▶ What is required: Every record should be written out exactly, please.
* start *
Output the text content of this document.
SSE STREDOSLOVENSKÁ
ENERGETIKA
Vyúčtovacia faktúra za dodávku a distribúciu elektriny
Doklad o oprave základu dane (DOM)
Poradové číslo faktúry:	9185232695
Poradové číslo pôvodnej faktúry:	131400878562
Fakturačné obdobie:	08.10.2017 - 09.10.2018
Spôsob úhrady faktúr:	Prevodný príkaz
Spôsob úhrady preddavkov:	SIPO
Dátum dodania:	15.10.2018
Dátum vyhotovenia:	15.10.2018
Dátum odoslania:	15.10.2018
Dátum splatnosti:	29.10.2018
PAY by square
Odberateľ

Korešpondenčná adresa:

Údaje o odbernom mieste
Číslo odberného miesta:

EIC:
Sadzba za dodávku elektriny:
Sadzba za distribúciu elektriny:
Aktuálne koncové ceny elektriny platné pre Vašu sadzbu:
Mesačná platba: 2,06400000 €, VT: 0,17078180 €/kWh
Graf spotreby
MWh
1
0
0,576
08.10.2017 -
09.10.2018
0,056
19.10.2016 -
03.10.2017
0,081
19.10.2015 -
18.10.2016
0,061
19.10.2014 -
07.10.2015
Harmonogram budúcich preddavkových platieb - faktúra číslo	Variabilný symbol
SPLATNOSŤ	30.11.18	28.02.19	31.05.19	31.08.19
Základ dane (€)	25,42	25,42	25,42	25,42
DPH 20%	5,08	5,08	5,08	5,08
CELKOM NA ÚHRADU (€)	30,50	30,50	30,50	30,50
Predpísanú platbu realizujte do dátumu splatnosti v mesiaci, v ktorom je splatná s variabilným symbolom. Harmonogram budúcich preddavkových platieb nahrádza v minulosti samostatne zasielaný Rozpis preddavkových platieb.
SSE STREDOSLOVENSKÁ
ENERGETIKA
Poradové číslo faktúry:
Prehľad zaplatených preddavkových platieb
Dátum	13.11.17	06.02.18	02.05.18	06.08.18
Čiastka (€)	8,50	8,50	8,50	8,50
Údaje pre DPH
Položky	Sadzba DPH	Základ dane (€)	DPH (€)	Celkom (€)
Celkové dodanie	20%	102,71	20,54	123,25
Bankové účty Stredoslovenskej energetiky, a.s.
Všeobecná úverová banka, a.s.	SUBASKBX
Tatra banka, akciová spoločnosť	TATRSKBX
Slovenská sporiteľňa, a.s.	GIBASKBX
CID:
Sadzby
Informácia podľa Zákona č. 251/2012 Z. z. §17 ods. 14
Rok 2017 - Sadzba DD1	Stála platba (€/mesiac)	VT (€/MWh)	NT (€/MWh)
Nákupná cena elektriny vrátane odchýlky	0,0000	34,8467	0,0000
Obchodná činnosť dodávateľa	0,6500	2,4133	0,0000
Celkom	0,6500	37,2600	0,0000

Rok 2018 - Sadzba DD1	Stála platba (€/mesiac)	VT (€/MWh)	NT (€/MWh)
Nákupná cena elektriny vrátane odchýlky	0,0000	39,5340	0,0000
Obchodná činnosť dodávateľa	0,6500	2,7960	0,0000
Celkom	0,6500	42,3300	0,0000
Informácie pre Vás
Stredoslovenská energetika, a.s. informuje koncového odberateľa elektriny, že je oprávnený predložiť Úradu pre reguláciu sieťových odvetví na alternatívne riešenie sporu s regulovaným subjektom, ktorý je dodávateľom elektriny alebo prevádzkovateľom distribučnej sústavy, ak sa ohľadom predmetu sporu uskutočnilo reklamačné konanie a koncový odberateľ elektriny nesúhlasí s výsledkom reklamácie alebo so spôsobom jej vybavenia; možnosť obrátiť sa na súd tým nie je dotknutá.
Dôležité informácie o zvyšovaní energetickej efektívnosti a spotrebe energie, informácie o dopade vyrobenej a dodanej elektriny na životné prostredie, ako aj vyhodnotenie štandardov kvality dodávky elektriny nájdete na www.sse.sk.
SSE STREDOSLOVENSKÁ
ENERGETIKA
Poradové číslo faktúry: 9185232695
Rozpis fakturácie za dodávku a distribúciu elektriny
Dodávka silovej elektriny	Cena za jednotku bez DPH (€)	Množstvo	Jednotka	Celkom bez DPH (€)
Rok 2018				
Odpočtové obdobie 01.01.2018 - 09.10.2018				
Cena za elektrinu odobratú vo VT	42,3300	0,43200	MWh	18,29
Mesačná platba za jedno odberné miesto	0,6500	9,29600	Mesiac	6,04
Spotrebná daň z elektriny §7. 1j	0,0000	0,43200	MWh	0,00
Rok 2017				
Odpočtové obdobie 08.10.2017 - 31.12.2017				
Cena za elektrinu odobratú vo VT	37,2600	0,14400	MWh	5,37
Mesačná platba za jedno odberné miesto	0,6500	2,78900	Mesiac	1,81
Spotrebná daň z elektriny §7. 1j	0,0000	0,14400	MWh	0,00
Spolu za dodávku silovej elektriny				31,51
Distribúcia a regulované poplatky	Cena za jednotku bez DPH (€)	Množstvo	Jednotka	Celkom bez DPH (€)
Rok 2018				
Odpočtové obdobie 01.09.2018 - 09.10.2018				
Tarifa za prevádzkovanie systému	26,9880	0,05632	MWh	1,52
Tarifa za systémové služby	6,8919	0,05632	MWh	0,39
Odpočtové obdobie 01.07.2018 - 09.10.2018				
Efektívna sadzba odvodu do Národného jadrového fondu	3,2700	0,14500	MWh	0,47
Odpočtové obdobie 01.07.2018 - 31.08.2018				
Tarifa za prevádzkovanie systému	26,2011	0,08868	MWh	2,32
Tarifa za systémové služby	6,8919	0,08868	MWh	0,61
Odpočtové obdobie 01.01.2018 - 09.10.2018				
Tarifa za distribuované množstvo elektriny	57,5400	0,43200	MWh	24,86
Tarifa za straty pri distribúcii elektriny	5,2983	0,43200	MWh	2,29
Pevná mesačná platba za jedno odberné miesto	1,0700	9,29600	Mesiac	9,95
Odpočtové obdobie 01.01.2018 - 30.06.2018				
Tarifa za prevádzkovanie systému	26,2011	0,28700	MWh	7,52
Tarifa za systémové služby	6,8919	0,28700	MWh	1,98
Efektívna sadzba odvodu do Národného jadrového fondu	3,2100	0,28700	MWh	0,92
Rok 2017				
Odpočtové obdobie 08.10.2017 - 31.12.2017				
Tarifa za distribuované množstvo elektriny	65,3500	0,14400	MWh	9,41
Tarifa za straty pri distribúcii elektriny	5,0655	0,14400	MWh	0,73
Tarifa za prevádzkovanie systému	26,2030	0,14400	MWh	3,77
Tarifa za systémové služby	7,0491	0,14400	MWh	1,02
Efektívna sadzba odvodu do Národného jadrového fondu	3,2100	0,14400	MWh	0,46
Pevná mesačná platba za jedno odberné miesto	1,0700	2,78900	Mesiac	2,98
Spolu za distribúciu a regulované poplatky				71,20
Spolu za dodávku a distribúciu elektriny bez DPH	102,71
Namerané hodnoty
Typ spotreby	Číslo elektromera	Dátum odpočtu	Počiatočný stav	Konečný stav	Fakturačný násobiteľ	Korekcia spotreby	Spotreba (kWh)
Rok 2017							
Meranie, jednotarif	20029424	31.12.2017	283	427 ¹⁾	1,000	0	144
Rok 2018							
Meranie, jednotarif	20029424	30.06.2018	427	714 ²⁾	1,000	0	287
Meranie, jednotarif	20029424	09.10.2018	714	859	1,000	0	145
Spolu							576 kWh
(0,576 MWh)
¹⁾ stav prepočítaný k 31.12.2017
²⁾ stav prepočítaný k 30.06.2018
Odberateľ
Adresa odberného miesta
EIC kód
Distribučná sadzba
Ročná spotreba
* end *
▶ Result:
Output the text content of this document.
SSE STREDOSLOVENSKÁ
ENERGETIKA
Vyúčtovacia faktúra za dodávku a distribúciu elektriny
Doklad o oprave základu dane (DOM)
Poradové číslo faktúry:	9185232695
Poradové číslo pôvodnej faktúry:	131400878562
Fakturačné obdobie:	08.10.2017 - 09.10.2018
Spôsob úhrady faktúr:	Prevodný príkaz
Spôsob úhrady preddavkov:	SIPO
Dátum dodania:	15.10.2018
Dátum vyhotovenia:	15.10.2018
Dátum odoslania:	15.10.2018
Dátum splatnosti:	29.10.2018
PAY by square
Odberateľ

Korešpondenčná adresa:

Údaje o odbernom mieste
Číslo odberného miesta:

EIC:
Sadzba za dodávku elektriny:
Sadzba za distribúciu elektriny:
Aktuálne koncové ceny elektriny platné pre Vašu sadzbu:
Mesačná platba: 2,06400000 €, VT: 0,17078180 €/kWh
Graf spotreby
MWh
1
0
0,576
08.10.2017 -
09.10.2018
0,056
19.10.2016 -
03.10.2017
0,081
19.10.2015 -
18.10.2016
0,061
19.10.2014 -
07.10.2015
Harmonogram budúcich preddavkových platieb - faktúra číslo	Variabilný symbol
SPLATNOSŤ	30.11.18	28.02.19	31.05.19	31.08.19
Základ dane (€)	25,42	25,42	25,42	25,42
DPH 20%	5,08	5,08	5,08	5,08
CELKOM NA ÚHRADU (€)	30,50	30,50	30,50	30,50
Predpísanú platbu realizujte do dátumu splatnosti v mesiaci, v ktorom je splatná s variabilným symbolom. Harmonogram budúcich preddavkových platieb nahrádza v minulosti samostatne zasielaný Rozpis preddavkových platieb.
SSE STREDOSLOVENSKÁ
ENERGETIKA
Poradové číslo faktúry:
Prehľad zaplatených preddavkových platieb
Dátum	13.11.17	06.02.18	02.05.18	06.08.18
Čiastka (€)	8,50	8,50	8,50	8,50
Údaje pre DPH
Položky	Sadzba DPH	Základ dane (€)	DPH (€)	Celkom (€)
Celkové dodanie	20%	102,71	20,54	123,25
Bankové účty Stredoslovenskej energetiky, a.s.
Všeobecná úverová banka, a.s.	SUBASKBX
Tatra banka, akciová spoločnosť	TATRSKBX
Slovenská sporiteľňa, a.s.	GIBASKBX
CID:
Sadzby
Informácia podľa Zákona č. 251/2012 Z. z. §17 ods. 14
Rok 2017 - Sadzba DD1	Stála platba (€/mesiac)	VT (€/MWh)	NT (€/MWh)
Nákupná cena elektriny vrátane odchýlky	0,0000	34,8467	0,0000
Obchodná činnosť dodávateľa	0,6500	2,4133	0,0000
Celkom	0,6500	37,2600	0,0000

Rok 2018 - Sadzba DD1	Stála platba (€/mesiac)	VT (€/MWh)	NT (€/MWh)
Nákupná cena elektriny vrátane odchýlky	0,0000	39,5340	0,0000
Obchodná činnosť dodávateľa	0,6500	2,7960	0,0000
Celkom	0,6500	42,3300	0,0000
Informácie pre Vás
Stredoslovenská energetika, a.s. informuje koncového odberateľa elektriny, že je oprávnený predložiť Úradu pre reguláciu sieťových odvetví na alternatívne riešenie sporu s regulovaným subjektom, ktorý je dodávateľom elektriny alebo prevádzkovateľom distribučnej sústavy, ak sa ohľadom predmetu sporu uskutočnilo reklamačné konanie a koncový odberateľ elektriny nesúhlasí s výsledkom reklamácie alebo so spôsobom jej vybavenia; možnosť obrátiť sa na súd tým nie je dotknutá.
Dôležité informácie o zvyšovaní energetickej efektívnosti a spotrebe energie, informácie o dopade vyrobenej a dodanej elektriny na životné prostredie, ako aj vyhodnotenie štandardov kvality dodávky elektriny nájdete na www.sse.sk.
SSE STREDOSLOVENSKÁ
ENERGETIKA
Poradové číslo faktúry: 9185232695
Rozpis fakturácie za dodávku a distribúciu elektriny
Dodávka silovej elektriny	Cena za jednotku bez DPH (€)	Množstvo	Jednotka	Celkom bez DPH (€)
Rok 2018				
Odpočtové obdobie 01.01.2018 - 09.10.2018				
Cena za elektrinu odobratú vo VT	42,3300	0,43200	MWh	18,29
Mesačná platba za jedno odberné miesto	0,6500	9,29600	Mesiac	6,04
Spotrebná daň z elektriny §7. 1j	0,0000	0,43200	MWh	0,00
Rok 2017				
Odpočtové obdobie 08.10.2017 - 31.12.2017				
Cena za elektrinu odobratú vo VT	37,2600	0,14400	MWh	5,37
Mesačná platba za jedno odberné miesto	0,6500	2,78900	Mesiac	1,81
Spotrebná daň z elektriny §7. 1j	0,0000	0,14400	MWh	0,00
Spolu za dodávku silovej elektriny				31,51
Distribúcia a regulované poplatky	Cena za jednotku bez DPH (€)	Množstvo	Jednotka	Celkom bez DPH (€)
Rok 2018				
Odpočtové obdobie 01.09.2018 - 09.10.2018				
Tarifa za prevádzkovanie systému	26,9880	0,05632	MWh	1,52
Tarifa za systémové služby	6,8919	0,05632	MWh	0,39
Odpočtové obdobie 01.07.2018 - 09.10.2018				
Efektívna sadzba odvodu do Národného jadrového fondu	3,2700	0,14500	MWh	0,47
Odpočtové obdobie 01.07.2018 - 31.08.2018				
Tarifa za prevádzkovanie systému	26,2011	0,08868	MWh	2,32
Tarifa za systémové služby	6,8919	0,08868	MWh	0,61
Odpočtové obdobie 01.01.2018 - 09.10.2018				
Tarifa za distribuované množstvo elektriny	57,5400	0,43200	MWh	24,86
Tarifa za straty pri distribúcii elektriny	5,2983	0,43200	MWh	2,29
Pevná mesačná platba za jedno odberné miesto	1,0700	9,29600	Mesiac	9,95
Odpočtové obdobie 01.01.2018 - 30.06.2018				
Tarifa za prevádzkovanie systému	26,2011	0,28700	MWh	7,52
Tarifa za systémové služby	6,8919	0,28700	MWh	1,98
Efektívna sadzba odvodu do Národného jadrového fondu	3,2100	0,28700	MWh	0,92
Rok 2017				
Odpočtové obdobie 08.10.2017 - 31.12.2017				
Tarifa za distribuované množstvo elektriny	65,3500	0,14400	MWh	9,41
Tarifa za straty pri distribúcii elektriny	5,0655	0,14400	MWh	0,73
Tarifa za prevádzkovanie systému	26,2030	0,14400	MWh	3,77
Tarifa za systémové služby	7,0491	0,14400	MWh	1,02
Efektívna sadzba odvodu do Národného jadrového fondu	3,2100	0,14400	MWh	0,46
Pevná mesačná platba za jedno odberné miesto	1,0700	2,78900	Mesiac	2,98
Spolu za distribúciu a regulované poplatky				71,20
Spolu za dodávku a distribúciu elektriny bez DPH	102,71
Namerané hodnoty
Typ spotreby	Číslo elektromera	Dátum odpočtu	Počiatočný stav	Konečný stav	Fakturačný násobiteľ	Korekcia spotreby	Spotreba (kWh)
Rok 2017							
Meranie, jednotarif	20029424	31.12.2017	283	427 ¹⁾	1,000	0	144
Rok 2018							
Meranie, jednotarif	20029424	30.06.2018	427	714 ²⁾	1,000	0	287
Meranie, jednotarif	20029424	09.10.2018	714	859	1,000	0	145
Spolu							576 kWh
(0,576 MWh)
¹⁾ stav prepočítaný k 31.12.2017
²⁾ stav prepočítaný k 30.06.2018
Odberateľ
Adresa odberného miesta
EIC kód
Distribučná sadzba
Ročná spotreba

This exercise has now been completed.